Short problem:
Which lines in the material below contain the word "ὅρους"? Copy each of them.

++++ Entries shown

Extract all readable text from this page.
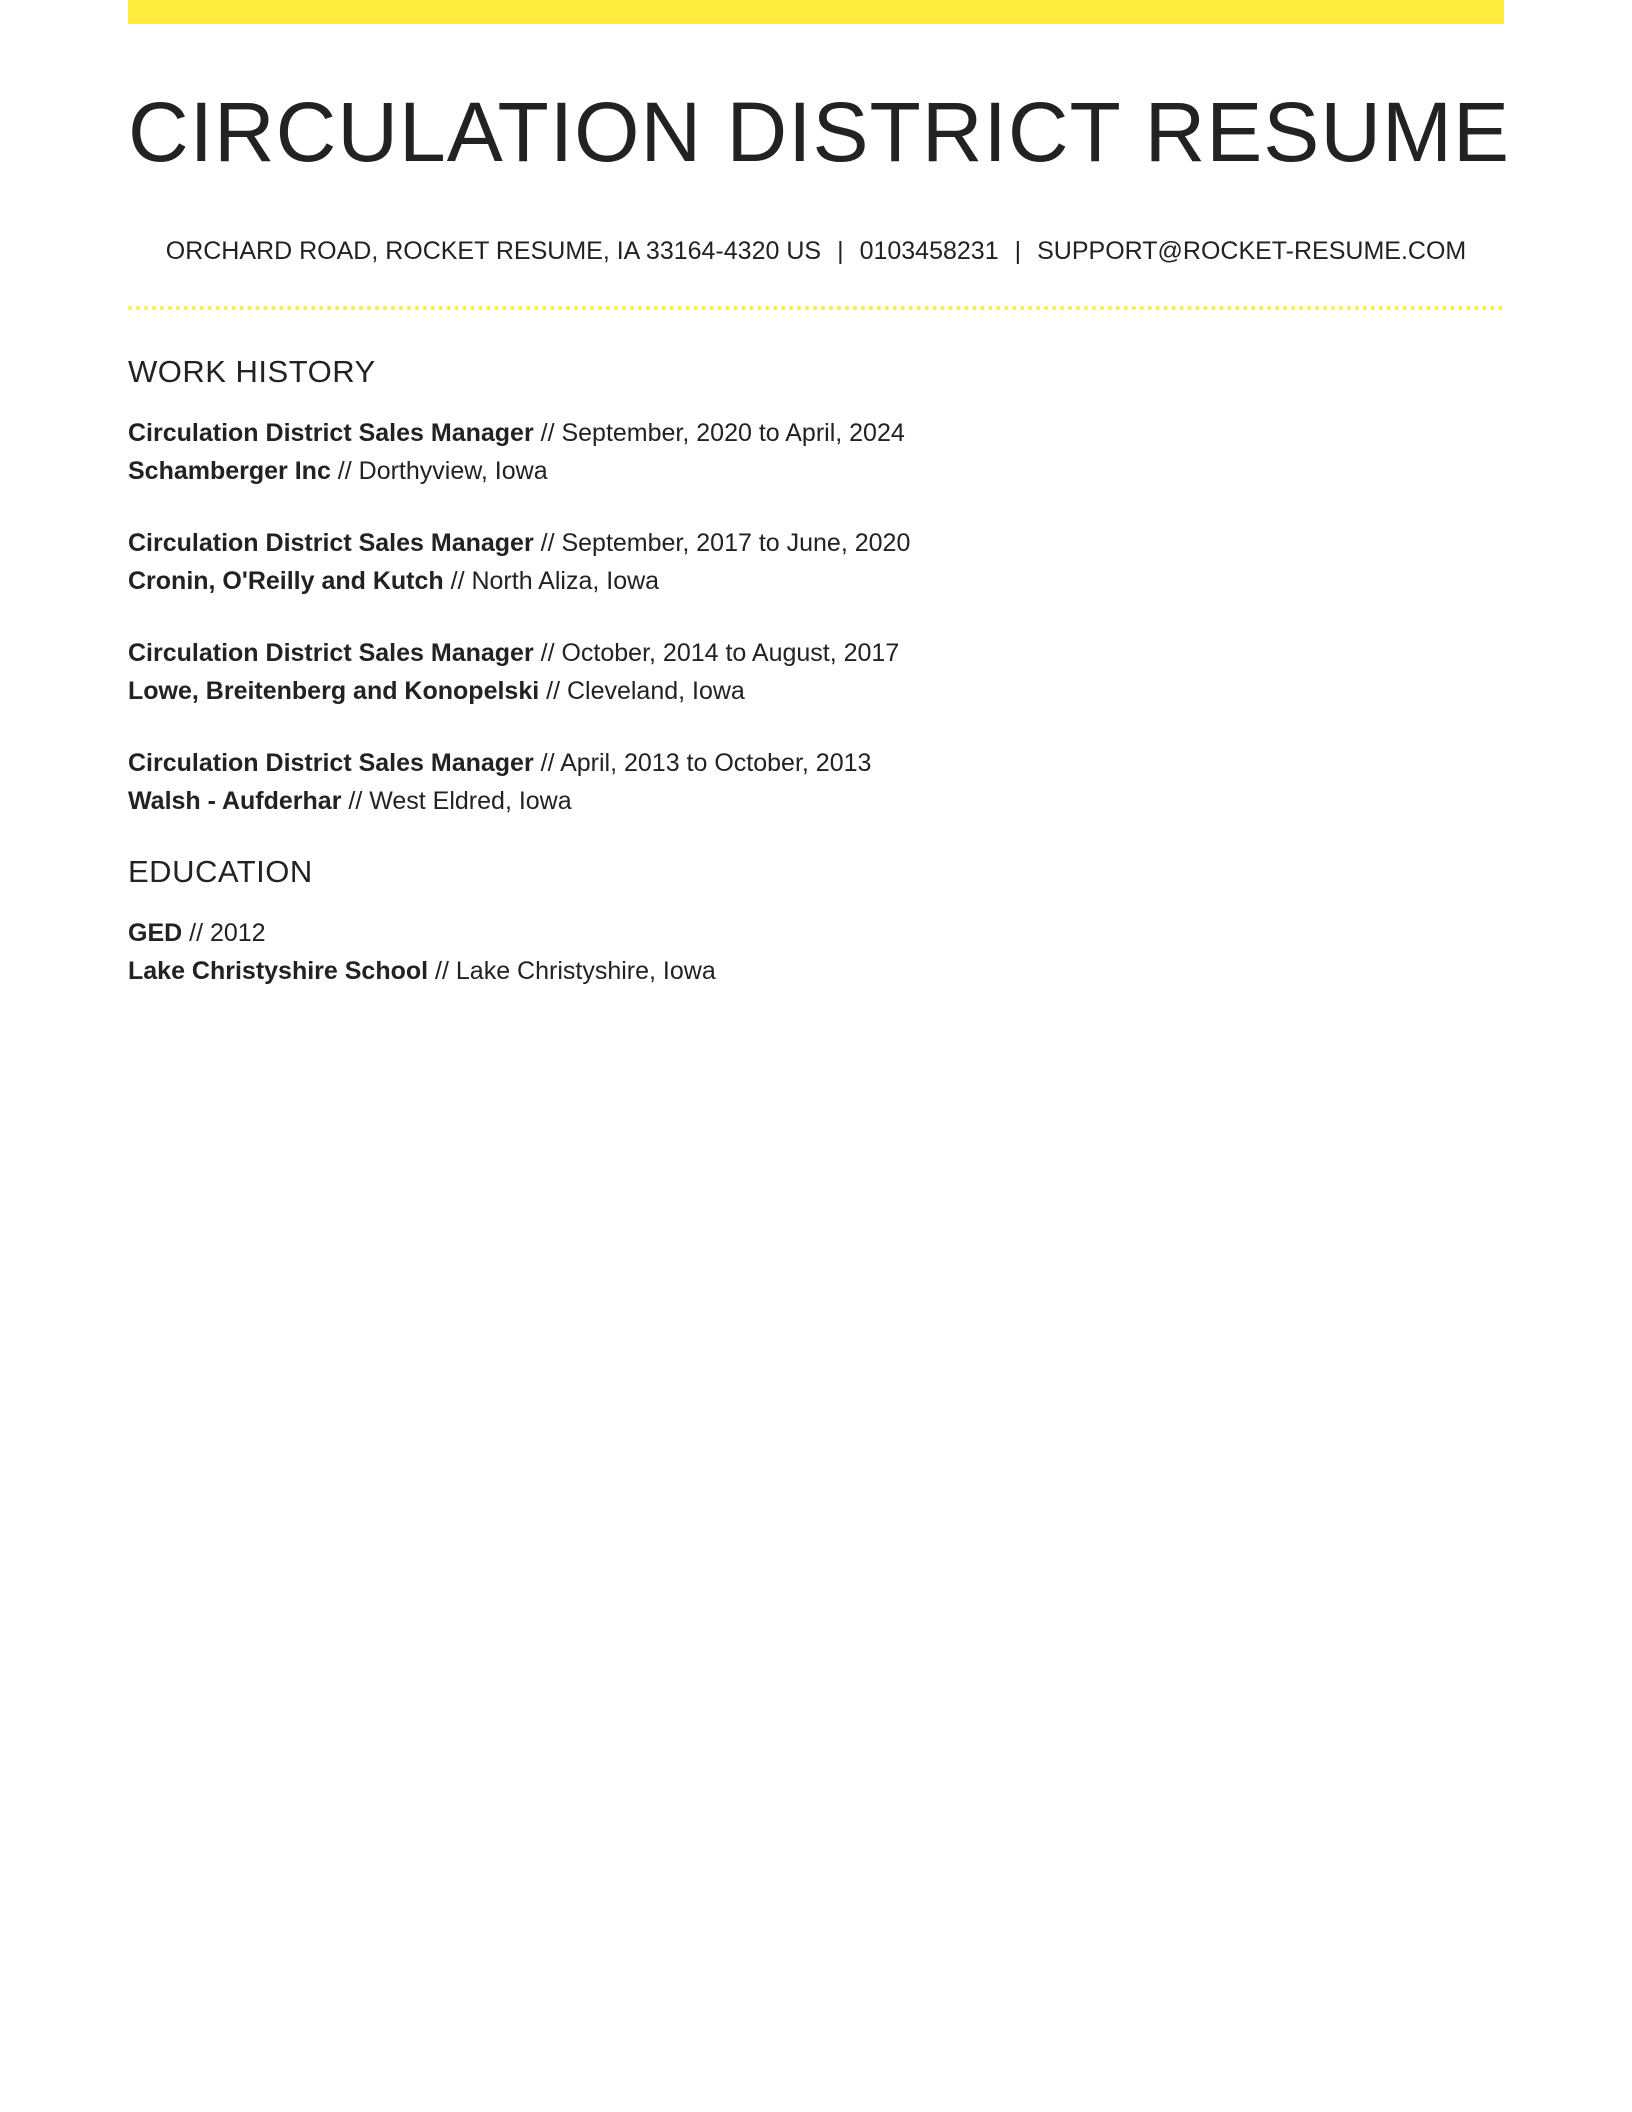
CIRCULATION DISTRICT RESUME
ORCHARD ROAD, ROCKET RESUME, IA 33164-4320 US | 0103458231 | SUPPORT@ROCKET-RESUME.COM
WORK HISTORY
Circulation District Sales Manager // September, 2020 to April, 2024
Schamberger Inc // Dorthyview, Iowa
Circulation District Sales Manager // September, 2017 to June, 2020
Cronin, O'Reilly and Kutch // North Aliza, Iowa
Circulation District Sales Manager // October, 2014 to August, 2017
Lowe, Breitenberg and Konopelski // Cleveland, Iowa
Circulation District Sales Manager // April, 2013 to October, 2013
Walsh - Aufderhar // West Eldred, Iowa
EDUCATION
GED // 2012
Lake Christyshire School // Lake Christyshire, Iowa
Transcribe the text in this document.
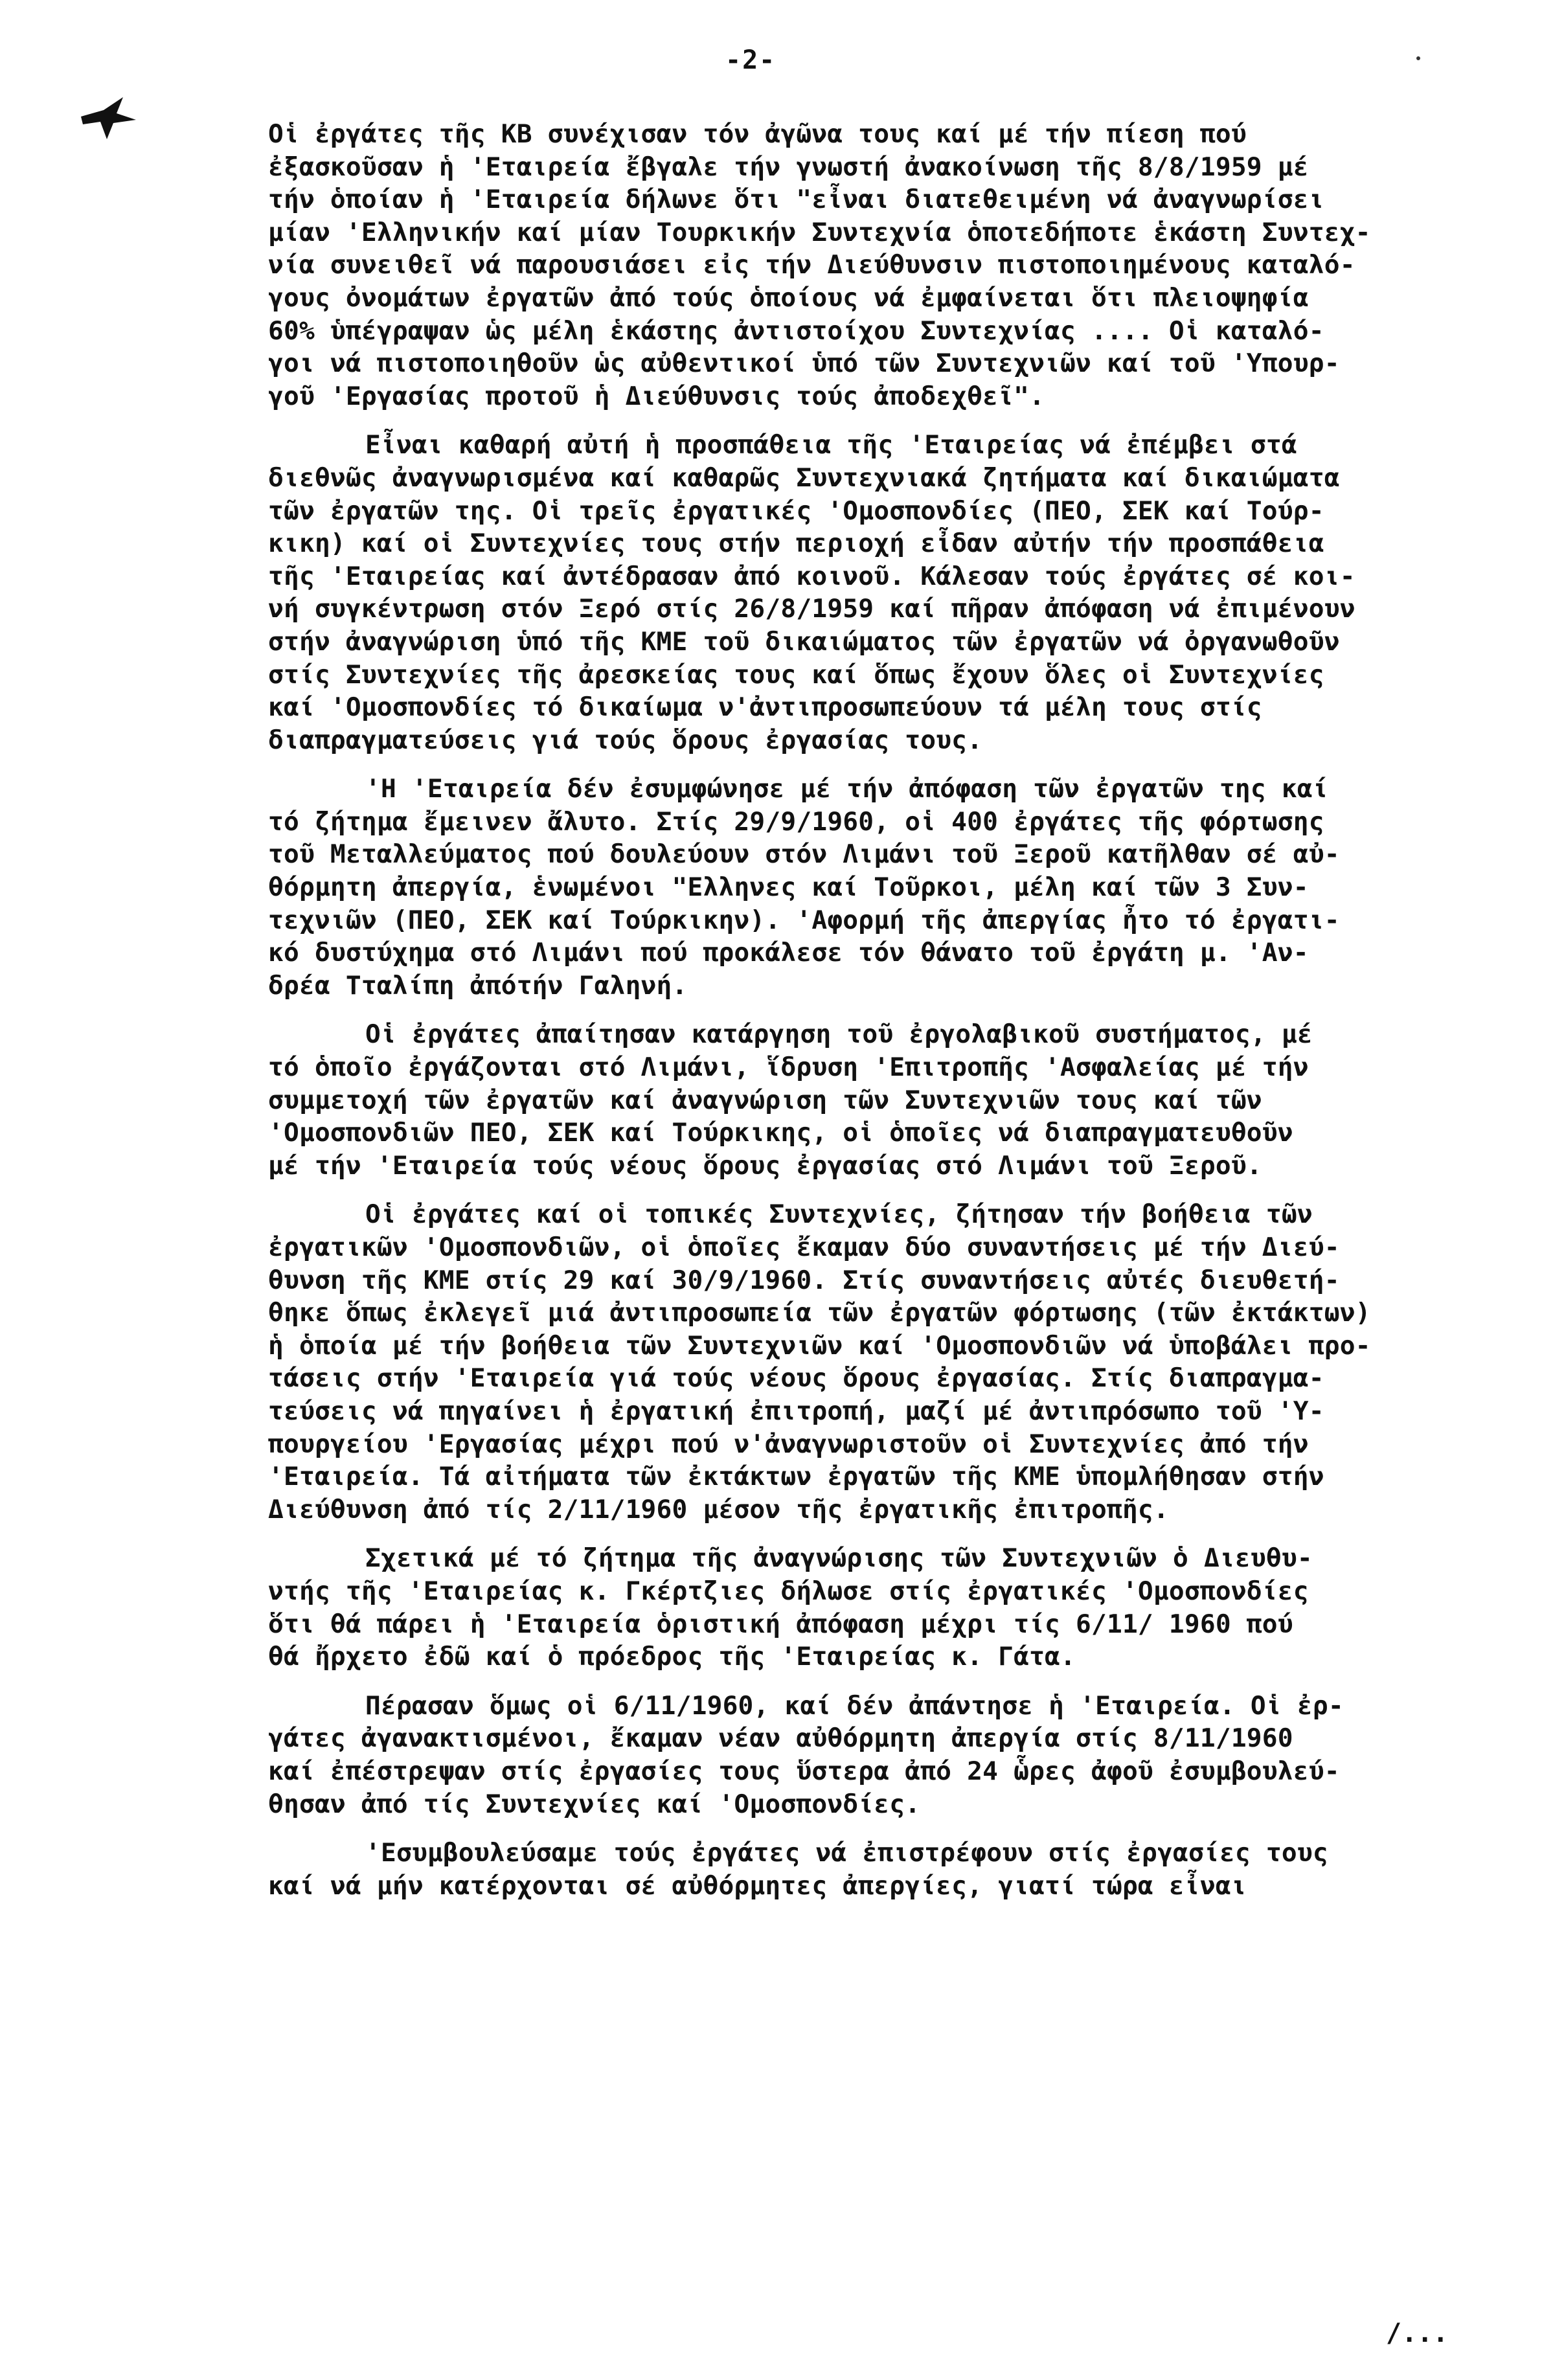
-2-
Οἱ ἐργάτες τῆς ΚΒ συνέχισαν τόν ἀγῶνα τους καί μέ τήν πίεση πού
ἐξασκοῦσαν ἡ 'Εταιρεία ἔβγαλε τήν γνωστή ἀνακοίνωση τῆς 8/8/1959 μέ
τήν ὁποίαν ἡ 'Εταιρεία δήλωνε ὅτι "εἶναι διατεθειμένη νά ἀναγνωρίσει
μίαν 'Ελληνικήν καί μίαν Τουρκικήν Συντεχνία ὁποτεδήποτε ἑκάστη Συντεχ-
νία συνειθεῖ νά παρουσιάσει εἰς τήν Διεύθυνσιν πιστοποιημένους καταλό-
γους ὀνομάτων ἐργατῶν ἀπό τούς ὁποίους νά ἐμφαίνεται ὅτι πλειοψηφία
60% ὑπέγραψαν ὡς μέλη ἑκάστης ἀντιστοίχου Συντεχνίας .... Οἱ καταλό-
γοι νά πιστοποιηθοῦν ὡς αὐθεντικοί ὑπό τῶν Συντεχνιῶν καί τοῦ 'Υπουρ-
γοῦ 'Εργασίας προτοῦ ἡ Διεύθυνσις τούς ἀποδεχθεῖ".
Εἶναι καθαρή αὐτή ἡ προσπάθεια τῆς 'Εταιρείας νά ἐπέμβει στά
διεθνῶς ἀναγνωρισμένα καί καθαρῶς Συντεχνιακά ζητήματα καί δικαιώματα
τῶν ἐργατῶν της. Οἱ τρεῖς ἐργατικές 'Ομοσπονδίες (ΠΕΟ, ΣΕΚ καί Τούρ-
κικη) καί οἱ Συντεχνίες τους στήν περιοχή εἶδαν αὐτήν τήν προσπάθεια
τῆς 'Εταιρείας καί ἀντέδρασαν ἀπό κοινοῦ. Κάλεσαν τούς ἐργάτες σέ κοι-
νή συγκέντρωση στόν Ξερό στίς 26/8/1959 καί πῆραν ἀπόφαση νά ἐπιμένουν
στήν ἀναγνώριση ὑπό τῆς ΚΜΕ τοῦ δικαιώματος τῶν ἐργατῶν νά ὀργανωθοῦν
στίς Συντεχνίες τῆς ἀρεσκείας τους καί ὅπως ἔχουν ὅλες οἱ Συντεχνίες
καί 'Ομοσπονδίες τό δικαίωμα ν'ἀντιπροσωπεύουν τά μέλη τους στίς
διαπραγματεύσεις γιά τούς ὅρους ἐργασίας τους.
'Η 'Εταιρεία δέν ἐσυμφώνησε μέ τήν ἀπόφαση τῶν ἐργατῶν της καί
τό ζήτημα ἔμεινεν ἄλυτο. Στίς 29/9/1960, οἱ 400 ἐργάτες τῆς φόρτωσης
τοῦ Μεταλλεύματος πού δουλεύουν στόν Λιμάνι τοῦ Ξεροῦ κατῆλθαν σέ αὐ-
θόρμητη ἀπεργία, ἑνωμένοι "Ελληνες καί Τοῦρκοι, μέλη καί τῶν 3 Συν-
τεχνιῶν (ΠΕΟ, ΣΕΚ καί Τούρκικην). 'Αφορμή τῆς ἀπεργίας ἦτο τό ἐργατι-
κό δυστύχημα στό Λιμάνι πού προκάλεσε τόν θάνατο τοῦ ἐργάτη μ. 'Αν-
δρέα Τταλίπη ἀπότήν Γαληνή.
Οἱ ἐργάτες ἀπαίτησαν κατάργηση τοῦ ἐργολαβικοῦ συστήματος, μέ
τό ὁποῖο ἐργάζονται στό Λιμάνι, ἵδρυση 'Επιτροπῆς 'Ασφαλείας μέ τήν
συμμετοχή τῶν ἐργατῶν καί ἀναγνώριση τῶν Συντεχνιῶν τους καί τῶν
'Ομοσπονδιῶν ΠΕΟ, ΣΕΚ καί Τούρκικης, οἱ ὁποῖες νά διαπραγματευθοῦν
μέ τήν 'Εταιρεία τούς νέους ὅρους ἐργασίας στό Λιμάνι τοῦ Ξεροῦ.
Οἱ ἐργάτες καί οἱ τοπικές Συντεχνίες, ζήτησαν τήν βοήθεια τῶν
ἐργατικῶν 'Ομοσπονδιῶν, οἱ ὁποῖες ἔκαμαν δύο συναντήσεις μέ τήν Διεύ-
θυνση τῆς ΚΜΕ στίς 29 καί 30/9/1960. Στίς συναντήσεις αὐτές διευθετή-
θηκε ὅπως ἐκλεγεῖ μιά ἀντιπροσωπεία τῶν ἐργατῶν φόρτωσης (τῶν ἐκτάκτων)
ἡ ὁποία μέ τήν βοήθεια τῶν Συντεχνιῶν καί 'Ομοσπονδιῶν νά ὑποβάλει προ-
τάσεις στήν 'Εταιρεία γιά τούς νέους ὅρους ἐργασίας. Στίς διαπραγμα-
τεύσεις νά πηγαίνει ἡ ἐργατική ἐπιτροπή, μαζί μέ ἀντιπρόσωπο τοῦ 'Υ-
πουργείου 'Εργασίας μέχρι πού ν'ἀναγνωριστοῦν οἱ Συντεχνίες ἀπό τήν
'Εταιρεία. Τά αἰτήματα τῶν ἐκτάκτων ἐργατῶν τῆς ΚΜΕ ὑπομλήθησαν στήν
Διεύθυνση ἀπό τίς 2/11/1960 μέσον τῆς ἐργατικῆς ἐπιτροπῆς.
Σχετικά μέ τό ζήτημα τῆς ἀναγνώρισης τῶν Συντεχνιῶν ὁ Διευθυ-
ντής τῆς 'Εταιρείας κ. Γκέρτζιες δήλωσε στίς ἐργατικές 'Ομοσπονδίες
ὅτι θά πάρει ἡ 'Εταιρεία ὁριστική ἀπόφαση μέχρι τίς 6/11/ 1960 πού
θά ἤρχετο ἐδῶ καί ὁ πρόεδρος τῆς 'Εταιρείας κ. Γάτα.
Πέρασαν ὅμως οἱ 6/11/1960, καί δέν ἀπάντησε ἡ 'Εταιρεία. Οἱ ἐρ-
γάτες ἀγανακτισμένοι, ἔκαμαν νέαν αὐθόρμητη ἀπεργία στίς 8/11/1960
καί ἐπέστρεψαν στίς ἐργασίες τους ὕστερα ἀπό 24 ὧρες ἀφοῦ ἐσυμβουλεύ-
θησαν ἀπό τίς Συντεχνίες καί 'Ομοσπονδίες.
'Εσυμβουλεύσαμε τούς ἐργάτες νά ἐπιστρέφουν στίς ἐργασίες τους
καί νά μήν κατέρχονται σέ αὐθόρμητες ἀπεργίες, γιατί τώρα εἶναι
/...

++++++++

Exercise answer:
διαπραγματεύσεις γιά τούς ὅρους ἐργασίας τους.
μέ τήν 'Εταιρεία τούς νέους ὅρους ἐργασίας στό Λιμάνι τοῦ Ξεροῦ.
τάσεις στήν 'Εταιρεία γιά τούς νέους ὅρους ἐργασίας. Στίς διαπραγμα-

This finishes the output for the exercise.